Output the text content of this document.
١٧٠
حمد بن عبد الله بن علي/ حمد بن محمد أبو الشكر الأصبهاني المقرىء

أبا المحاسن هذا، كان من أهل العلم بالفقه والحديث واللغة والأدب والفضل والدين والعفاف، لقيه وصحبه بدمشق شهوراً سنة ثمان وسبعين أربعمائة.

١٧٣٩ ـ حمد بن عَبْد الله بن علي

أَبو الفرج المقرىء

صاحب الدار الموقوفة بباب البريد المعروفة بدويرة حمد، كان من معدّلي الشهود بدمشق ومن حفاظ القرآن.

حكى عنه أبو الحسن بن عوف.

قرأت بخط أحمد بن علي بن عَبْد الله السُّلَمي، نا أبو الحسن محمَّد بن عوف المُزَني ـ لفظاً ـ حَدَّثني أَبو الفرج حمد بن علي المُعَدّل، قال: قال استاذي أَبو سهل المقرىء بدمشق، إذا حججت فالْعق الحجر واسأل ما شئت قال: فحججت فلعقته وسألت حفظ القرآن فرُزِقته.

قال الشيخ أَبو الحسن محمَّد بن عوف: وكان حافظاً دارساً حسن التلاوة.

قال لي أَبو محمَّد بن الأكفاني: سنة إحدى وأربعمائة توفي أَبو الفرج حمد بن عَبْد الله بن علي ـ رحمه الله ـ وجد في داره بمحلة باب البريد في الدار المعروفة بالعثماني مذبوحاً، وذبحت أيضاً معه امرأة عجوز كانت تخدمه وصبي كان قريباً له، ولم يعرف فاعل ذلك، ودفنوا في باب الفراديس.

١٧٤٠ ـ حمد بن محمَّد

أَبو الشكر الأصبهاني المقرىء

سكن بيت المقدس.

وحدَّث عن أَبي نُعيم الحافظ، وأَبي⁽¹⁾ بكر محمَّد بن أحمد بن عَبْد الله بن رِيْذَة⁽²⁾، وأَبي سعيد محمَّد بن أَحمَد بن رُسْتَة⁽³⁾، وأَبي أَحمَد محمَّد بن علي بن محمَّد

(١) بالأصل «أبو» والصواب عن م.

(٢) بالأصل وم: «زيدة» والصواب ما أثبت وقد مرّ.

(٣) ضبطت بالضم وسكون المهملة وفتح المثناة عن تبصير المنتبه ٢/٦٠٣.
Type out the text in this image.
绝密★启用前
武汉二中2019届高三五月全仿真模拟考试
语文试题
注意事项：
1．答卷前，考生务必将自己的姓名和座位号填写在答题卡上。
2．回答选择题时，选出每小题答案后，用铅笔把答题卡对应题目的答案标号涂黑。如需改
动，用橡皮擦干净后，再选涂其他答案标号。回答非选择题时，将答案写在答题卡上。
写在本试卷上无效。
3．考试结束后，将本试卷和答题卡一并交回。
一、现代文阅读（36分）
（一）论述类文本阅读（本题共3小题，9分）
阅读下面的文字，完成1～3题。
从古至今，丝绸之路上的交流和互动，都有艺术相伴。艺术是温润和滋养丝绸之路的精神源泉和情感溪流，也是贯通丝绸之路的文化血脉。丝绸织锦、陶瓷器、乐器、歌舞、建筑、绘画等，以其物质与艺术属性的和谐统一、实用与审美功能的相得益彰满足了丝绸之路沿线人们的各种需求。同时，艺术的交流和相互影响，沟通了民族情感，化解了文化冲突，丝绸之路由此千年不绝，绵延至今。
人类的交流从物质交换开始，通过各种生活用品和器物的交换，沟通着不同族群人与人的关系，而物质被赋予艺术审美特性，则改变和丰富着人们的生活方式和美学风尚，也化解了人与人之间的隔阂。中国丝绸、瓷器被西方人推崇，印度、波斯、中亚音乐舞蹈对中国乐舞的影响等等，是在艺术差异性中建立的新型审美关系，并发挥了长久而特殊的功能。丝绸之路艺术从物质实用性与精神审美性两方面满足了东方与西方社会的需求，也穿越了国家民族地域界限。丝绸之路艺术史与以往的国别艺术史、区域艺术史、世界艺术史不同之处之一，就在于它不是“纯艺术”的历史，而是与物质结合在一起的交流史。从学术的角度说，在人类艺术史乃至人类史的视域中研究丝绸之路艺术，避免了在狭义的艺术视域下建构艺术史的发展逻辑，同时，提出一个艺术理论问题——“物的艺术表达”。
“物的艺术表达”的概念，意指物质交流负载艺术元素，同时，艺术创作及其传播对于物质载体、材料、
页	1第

--*--

### YOUR TASK
Write out the entire listing exactly.

### RESULT OF THIS TASK
Output the text content of this document.
١٧٠
حمد بن عبد الله بن علي/ حمد بن محمد أبو الشكر الأصبهاني المقرىء

أبا المحاسن هذا، كان من أهل العلم بالفقه والحديث واللغة والأدب والفضل والدين والعفاف، لقيه وصحبه بدمشق شهوراً سنة ثمان وسبعين أربعمائة.

١٧٣٩ ـ حمد بن عَبْد الله بن علي

أَبو الفرج المقرىء

صاحب الدار الموقوفة بباب البريد المعروفة بدويرة حمد، كان من معدّلي الشهود بدمشق ومن حفاظ القرآن.

حكى عنه أبو الحسن بن عوف.

قرأت بخط أحمد بن علي بن عَبْد الله السُّلَمي، نا أبو الحسن محمَّد بن عوف المُزَني ـ لفظاً ـ حَدَّثني أَبو الفرج حمد بن علي المُعَدّل، قال: قال استاذي أَبو سهل المقرىء بدمشق، إذا حججت فالْعق الحجر واسأل ما شئت قال: فحججت فلعقته وسألت حفظ القرآن فرُزِقته.

قال الشيخ أَبو الحسن محمَّد بن عوف: وكان حافظاً دارساً حسن التلاوة.

قال لي أَبو محمَّد بن الأكفاني: سنة إحدى وأربعمائة توفي أَبو الفرج حمد بن عَبْد الله بن علي ـ رحمه الله ـ وجد في داره بمحلة باب البريد في الدار المعروفة بالعثماني مذبوحاً، وذبحت أيضاً معه امرأة عجوز كانت تخدمه وصبي كان قريباً له، ولم يعرف فاعل ذلك، ودفنوا في باب الفراديس.

١٧٤٠ ـ حمد بن محمَّد

أَبو الشكر الأصبهاني المقرىء

سكن بيت المقدس.

وحدَّث عن أَبي نُعيم الحافظ، وأَبي⁽¹⁾ بكر محمَّد بن أحمد بن عَبْد الله بن رِيْذَة⁽²⁾، وأَبي سعيد محمَّد بن أَحمَد بن رُسْتَة⁽³⁾، وأَبي أَحمَد محمَّد بن علي بن محمَّد

(١) بالأصل «أبو» والصواب عن م.

(٢) بالأصل وم: «زيدة» والصواب ما أثبت وقد مرّ.

(٣) ضبطت بالضم وسكون المهملة وفتح المثناة عن تبصير المنتبه ٢/٦٠٣.
Type out the text in this image.
绝密★启用前
武汉二中2019届高三五月全仿真模拟考试
语文试题
注意事项：
1．答卷前，考生务必将自己的姓名和座位号填写在答题卡上。
2．回答选择题时，选出每小题答案后，用铅笔把答题卡对应题目的答案标号涂黑。如需改
动，用橡皮擦干净后，再选涂其他答案标号。回答非选择题时，将答案写在答题卡上。
写在本试卷上无效。
3．考试结束后，将本试卷和答题卡一并交回。
一、现代文阅读（36分）
（一）论述类文本阅读（本题共3小题，9分）
阅读下面的文字，完成1～3题。
从古至今，丝绸之路上的交流和互动，都有艺术相伴。艺术是温润和滋养丝绸之路的精神源泉和情感溪流，也是贯通丝绸之路的文化血脉。丝绸织锦、陶瓷器、乐器、歌舞、建筑、绘画等，以其物质与艺术属性的和谐统一、实用与审美功能的相得益彰满足了丝绸之路沿线人们的各种需求。同时，艺术的交流和相互影响，沟通了民族情感，化解了文化冲突，丝绸之路由此千年不绝，绵延至今。
人类的交流从物质交换开始，通过各种生活用品和器物的交换，沟通着不同族群人与人的关系，而物质被赋予艺术审美特性，则改变和丰富着人们的生活方式和美学风尚，也化解了人与人之间的隔阂。中国丝绸、瓷器被西方人推崇，印度、波斯、中亚音乐舞蹈对中国乐舞的影响等等，是在艺术差异性中建立的新型审美关系，并发挥了长久而特殊的功能。丝绸之路艺术从物质实用性与精神审美性两方面满足了东方与西方社会的需求，也穿越了国家民族地域界限。丝绸之路艺术史与以往的国别艺术史、区域艺术史、世界艺术史不同之处之一，就在于它不是“纯艺术”的历史，而是与物质结合在一起的交流史。从学术的角度说，在人类艺术史乃至人类史的视域中研究丝绸之路艺术，避免了在狭义的艺术视域下建构艺术史的发展逻辑，同时，提出一个艺术理论问题——“物的艺术表达”。
“物的艺术表达”的概念，意指物质交流负载艺术元素，同时，艺术创作及其传播对于物质载体、材料、
页	1第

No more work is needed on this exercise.